#### [DIRECTIVE]
Copy every line of the following data that includes the string "chart".

#### [ROWS]
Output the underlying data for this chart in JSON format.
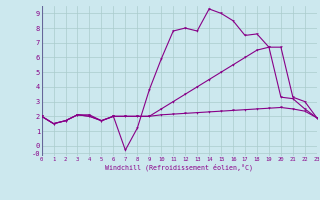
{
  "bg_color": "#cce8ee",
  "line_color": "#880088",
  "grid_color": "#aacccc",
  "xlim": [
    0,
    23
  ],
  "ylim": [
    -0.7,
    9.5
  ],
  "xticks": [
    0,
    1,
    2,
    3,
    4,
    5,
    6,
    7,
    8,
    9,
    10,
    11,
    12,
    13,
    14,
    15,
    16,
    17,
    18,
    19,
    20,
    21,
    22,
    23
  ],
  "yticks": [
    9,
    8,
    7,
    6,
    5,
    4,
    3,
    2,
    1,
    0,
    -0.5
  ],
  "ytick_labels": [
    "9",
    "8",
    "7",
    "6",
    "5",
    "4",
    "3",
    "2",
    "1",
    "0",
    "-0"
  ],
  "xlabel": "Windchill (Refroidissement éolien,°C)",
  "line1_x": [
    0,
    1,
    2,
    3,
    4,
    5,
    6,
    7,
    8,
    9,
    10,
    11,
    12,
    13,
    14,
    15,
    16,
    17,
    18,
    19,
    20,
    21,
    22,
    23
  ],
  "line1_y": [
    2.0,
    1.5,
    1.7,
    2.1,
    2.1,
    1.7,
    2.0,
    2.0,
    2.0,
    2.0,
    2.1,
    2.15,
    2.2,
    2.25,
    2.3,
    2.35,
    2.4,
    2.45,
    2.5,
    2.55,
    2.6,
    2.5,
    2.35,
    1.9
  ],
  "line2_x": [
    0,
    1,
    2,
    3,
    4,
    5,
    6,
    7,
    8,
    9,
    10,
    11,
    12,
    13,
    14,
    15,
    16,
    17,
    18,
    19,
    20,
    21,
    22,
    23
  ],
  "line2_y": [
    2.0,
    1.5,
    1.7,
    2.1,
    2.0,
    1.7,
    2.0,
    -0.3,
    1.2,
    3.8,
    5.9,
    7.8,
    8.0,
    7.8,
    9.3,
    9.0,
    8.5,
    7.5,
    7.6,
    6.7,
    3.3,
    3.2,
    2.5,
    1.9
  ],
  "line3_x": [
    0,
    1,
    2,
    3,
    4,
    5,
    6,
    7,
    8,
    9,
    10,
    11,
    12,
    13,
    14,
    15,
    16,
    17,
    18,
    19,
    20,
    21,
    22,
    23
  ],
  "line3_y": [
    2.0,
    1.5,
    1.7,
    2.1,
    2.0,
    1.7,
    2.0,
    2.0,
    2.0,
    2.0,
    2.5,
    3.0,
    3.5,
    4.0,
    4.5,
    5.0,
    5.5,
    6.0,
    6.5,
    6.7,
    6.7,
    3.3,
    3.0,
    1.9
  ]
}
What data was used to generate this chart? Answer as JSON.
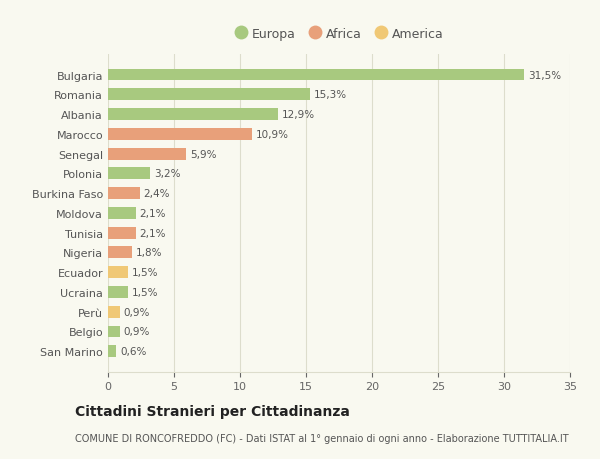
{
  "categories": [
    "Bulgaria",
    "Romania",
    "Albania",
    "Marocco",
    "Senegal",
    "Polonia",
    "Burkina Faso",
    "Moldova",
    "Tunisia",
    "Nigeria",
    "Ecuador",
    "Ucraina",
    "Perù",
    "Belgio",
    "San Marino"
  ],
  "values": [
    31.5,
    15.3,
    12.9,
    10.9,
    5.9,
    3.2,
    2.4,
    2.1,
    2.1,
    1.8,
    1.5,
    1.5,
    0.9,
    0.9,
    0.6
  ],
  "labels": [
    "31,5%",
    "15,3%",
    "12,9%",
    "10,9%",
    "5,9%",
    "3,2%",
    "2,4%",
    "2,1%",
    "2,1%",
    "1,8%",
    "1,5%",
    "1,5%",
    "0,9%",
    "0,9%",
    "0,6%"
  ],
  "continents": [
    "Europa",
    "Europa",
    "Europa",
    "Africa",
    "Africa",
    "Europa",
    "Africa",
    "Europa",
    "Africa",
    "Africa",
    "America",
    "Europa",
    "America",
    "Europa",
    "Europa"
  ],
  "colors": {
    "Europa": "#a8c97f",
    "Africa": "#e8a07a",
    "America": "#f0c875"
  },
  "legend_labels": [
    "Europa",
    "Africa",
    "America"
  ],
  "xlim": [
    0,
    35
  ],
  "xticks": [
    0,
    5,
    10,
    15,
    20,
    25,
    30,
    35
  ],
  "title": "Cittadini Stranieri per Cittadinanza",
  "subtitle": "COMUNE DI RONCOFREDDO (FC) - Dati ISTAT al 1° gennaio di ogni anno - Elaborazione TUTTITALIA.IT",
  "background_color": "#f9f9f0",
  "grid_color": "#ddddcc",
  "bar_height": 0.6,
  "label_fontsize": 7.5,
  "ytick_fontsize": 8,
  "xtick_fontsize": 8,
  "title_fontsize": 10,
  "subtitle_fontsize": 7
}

#### [RESULT OF THIS TASK]
Output the underlying data for this chart in JSON format.
What data was used to generate this chart? Answer as JSON.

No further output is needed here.